(Given entries):
---+---
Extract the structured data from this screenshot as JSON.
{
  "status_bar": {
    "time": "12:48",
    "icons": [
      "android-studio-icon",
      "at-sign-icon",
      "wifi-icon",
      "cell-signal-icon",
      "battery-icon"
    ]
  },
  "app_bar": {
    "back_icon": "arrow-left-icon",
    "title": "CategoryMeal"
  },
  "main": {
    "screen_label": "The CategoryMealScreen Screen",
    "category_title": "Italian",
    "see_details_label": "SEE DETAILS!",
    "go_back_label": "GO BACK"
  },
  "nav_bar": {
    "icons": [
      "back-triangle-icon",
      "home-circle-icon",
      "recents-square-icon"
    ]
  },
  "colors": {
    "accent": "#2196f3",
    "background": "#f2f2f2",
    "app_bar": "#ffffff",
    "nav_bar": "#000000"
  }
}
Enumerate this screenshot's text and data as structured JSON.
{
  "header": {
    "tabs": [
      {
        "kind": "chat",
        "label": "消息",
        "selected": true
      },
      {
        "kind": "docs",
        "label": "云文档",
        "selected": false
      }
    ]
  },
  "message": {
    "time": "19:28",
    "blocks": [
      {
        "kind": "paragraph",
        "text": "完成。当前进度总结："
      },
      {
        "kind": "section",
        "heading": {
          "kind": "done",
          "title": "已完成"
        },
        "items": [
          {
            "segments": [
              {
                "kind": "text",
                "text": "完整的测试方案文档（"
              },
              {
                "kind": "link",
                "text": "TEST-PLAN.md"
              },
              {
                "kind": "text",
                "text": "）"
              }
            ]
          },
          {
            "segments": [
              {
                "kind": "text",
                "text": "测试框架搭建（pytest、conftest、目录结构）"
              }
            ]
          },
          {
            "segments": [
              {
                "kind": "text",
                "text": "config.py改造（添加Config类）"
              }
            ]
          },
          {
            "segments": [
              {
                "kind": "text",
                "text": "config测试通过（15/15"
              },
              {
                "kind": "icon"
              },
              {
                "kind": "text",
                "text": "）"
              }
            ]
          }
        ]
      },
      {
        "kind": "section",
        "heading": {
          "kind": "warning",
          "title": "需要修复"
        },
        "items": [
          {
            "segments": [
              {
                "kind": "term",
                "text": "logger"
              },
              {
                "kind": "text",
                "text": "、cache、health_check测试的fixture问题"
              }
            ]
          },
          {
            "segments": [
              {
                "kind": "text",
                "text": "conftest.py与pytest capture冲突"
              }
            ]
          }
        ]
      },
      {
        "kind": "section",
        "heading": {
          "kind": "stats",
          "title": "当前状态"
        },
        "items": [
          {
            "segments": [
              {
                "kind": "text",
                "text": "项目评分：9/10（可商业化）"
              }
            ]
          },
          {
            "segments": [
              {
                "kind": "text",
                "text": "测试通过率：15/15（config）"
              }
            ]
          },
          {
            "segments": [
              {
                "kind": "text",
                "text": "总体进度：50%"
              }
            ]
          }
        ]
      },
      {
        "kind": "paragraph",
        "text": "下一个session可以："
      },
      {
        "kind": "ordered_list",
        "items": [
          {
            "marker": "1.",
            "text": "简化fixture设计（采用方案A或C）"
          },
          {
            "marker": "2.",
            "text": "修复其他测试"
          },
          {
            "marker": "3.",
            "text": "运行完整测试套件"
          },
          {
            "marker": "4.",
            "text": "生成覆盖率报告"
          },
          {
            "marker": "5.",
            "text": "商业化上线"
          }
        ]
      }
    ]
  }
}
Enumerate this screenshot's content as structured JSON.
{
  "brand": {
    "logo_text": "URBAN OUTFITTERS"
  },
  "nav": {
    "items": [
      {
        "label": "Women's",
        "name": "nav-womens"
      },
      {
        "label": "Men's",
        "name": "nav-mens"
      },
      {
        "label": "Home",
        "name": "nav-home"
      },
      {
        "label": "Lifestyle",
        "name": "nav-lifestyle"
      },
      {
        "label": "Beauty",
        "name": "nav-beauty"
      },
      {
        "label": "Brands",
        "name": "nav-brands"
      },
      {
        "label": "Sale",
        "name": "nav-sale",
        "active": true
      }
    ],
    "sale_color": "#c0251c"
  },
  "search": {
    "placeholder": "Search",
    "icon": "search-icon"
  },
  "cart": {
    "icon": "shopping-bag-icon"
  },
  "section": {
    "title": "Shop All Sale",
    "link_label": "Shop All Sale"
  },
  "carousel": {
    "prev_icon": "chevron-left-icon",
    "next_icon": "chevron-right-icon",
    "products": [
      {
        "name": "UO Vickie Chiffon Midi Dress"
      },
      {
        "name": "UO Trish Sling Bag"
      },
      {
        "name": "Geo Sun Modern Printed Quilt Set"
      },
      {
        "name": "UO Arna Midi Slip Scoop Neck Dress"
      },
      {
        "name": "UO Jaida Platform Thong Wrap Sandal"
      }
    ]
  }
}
---+---
(Your objective):
Reproduce each line of the material above precisely.

(Response to this task):
Extract the structured data from this screenshot as JSON.
{
  "status_bar": {
    "time": "12:48",
    "icons": [
      "android-studio-icon",
      "at-sign-icon",
      "wifi-icon",
      "cell-signal-icon",
      "battery-icon"
    ]
  },
  "app_bar": {
    "back_icon": "arrow-left-icon",
    "title": "CategoryMeal"
  },
  "main": {
    "screen_label": "The CategoryMealScreen Screen",
    "category_title": "Italian",
    "see_details_label": "SEE DETAILS!",
    "go_back_label": "GO BACK"
  },
  "nav_bar": {
    "icons": [
      "back-triangle-icon",
      "home-circle-icon",
      "recents-square-icon"
    ]
  },
  "colors": {
    "accent": "#2196f3",
    "background": "#f2f2f2",
    "app_bar": "#ffffff",
    "nav_bar": "#000000"
  }
}
Enumerate this screenshot's text and data as structured JSON.
{
  "header": {
    "tabs": [
      {
        "kind": "chat",
        "label": "消息",
        "selected": true
      },
      {
        "kind": "docs",
        "label": "云文档",
        "selected": false
      }
    ]
  },
  "message": {
    "time": "19:28",
    "blocks": [
      {
        "kind": "paragraph",
        "text": "完成。当前进度总结："
      },
      {
        "kind": "section",
        "heading": {
          "kind": "done",
          "title": "已完成"
        },
        "items": [
          {
            "segments": [
              {
                "kind": "text",
                "text": "完整的测试方案文档（"
              },
              {
                "kind": "link",
                "text": "TEST-PLAN.md"
              },
              {
                "kind": "text",
                "text": "）"
              }
            ]
          },
          {
            "segments": [
              {
                "kind": "text",
                "text": "测试框架搭建（pytest、conftest、目录结构）"
              }
            ]
          },
          {
            "segments": [
              {
                "kind": "text",
                "text": "config.py改造（添加Config类）"
              }
            ]
          },
          {
            "segments": [
              {
                "kind": "text",
                "text": "config测试通过（15/15"
              },
              {
                "kind": "icon"
              },
              {
                "kind": "text",
                "text": "）"
              }
            ]
          }
        ]
      },
      {
        "kind": "section",
        "heading": {
          "kind": "warning",
          "title": "需要修复"
        },
        "items": [
          {
            "segments": [
              {
                "kind": "term",
                "text": "logger"
              },
              {
                "kind": "text",
                "text": "、cache、health_check测试的fixture问题"
              }
            ]
          },
          {
            "segments": [
              {
                "kind": "text",
                "text": "conftest.py与pytest capture冲突"
              }
            ]
          }
        ]
      },
      {
        "kind": "section",
        "heading": {
          "kind": "stats",
          "title": "当前状态"
        },
        "items": [
          {
            "segments": [
              {
                "kind": "text",
                "text": "项目评分：9/10（可商业化）"
              }
            ]
          },
          {
            "segments": [
              {
                "kind": "text",
                "text": "测试通过率：15/15（config）"
              }
            ]
          },
          {
            "segments": [
              {
                "kind": "text",
                "text": "总体进度：50%"
              }
            ]
          }
        ]
      },
      {
        "kind": "paragraph",
        "text": "下一个session可以："
      },
      {
        "kind": "ordered_list",
        "items": [
          {
            "marker": "1.",
            "text": "简化fixture设计（采用方案A或C）"
          },
          {
            "marker": "2.",
            "text": "修复其他测试"
          },
          {
            "marker": "3.",
            "text": "运行完整测试套件"
          },
          {
            "marker": "4.",
            "text": "生成覆盖率报告"
          },
          {
            "marker": "5.",
            "text": "商业化上线"
          }
        ]
      }
    ]
  }
}
Enumerate this screenshot's content as structured JSON.
{
  "brand": {
    "logo_text": "URBAN OUTFITTERS"
  },
  "nav": {
    "items": [
      {
        "label": "Women's",
        "name": "nav-womens"
      },
      {
        "label": "Men's",
        "name": "nav-mens"
      },
      {
        "label": "Home",
        "name": "nav-home"
      },
      {
        "label": "Lifestyle",
        "name": "nav-lifestyle"
      },
      {
        "label": "Beauty",
        "name": "nav-beauty"
      },
      {
        "label": "Brands",
        "name": "nav-brands"
      },
      {
        "label": "Sale",
        "name": "nav-sale",
        "active": true
      }
    ],
    "sale_color": "#c0251c"
  },
  "search": {
    "placeholder": "Search",
    "icon": "search-icon"
  },
  "cart": {
    "icon": "shopping-bag-icon"
  },
  "section": {
    "title": "Shop All Sale",
    "link_label": "Shop All Sale"
  },
  "carousel": {
    "prev_icon": "chevron-left-icon",
    "next_icon": "chevron-right-icon",
    "products": [
      {
        "name": "UO Vickie Chiffon Midi Dress"
      },
      {
        "name": "UO Trish Sling Bag"
      },
      {
        "name": "Geo Sun Modern Printed Quilt Set"
      },
      {
        "name": "UO Arna Midi Slip Scoop Neck Dress"
      },
      {
        "name": "UO Jaida Platform Thong Wrap Sandal"
      }
    ]
  }
}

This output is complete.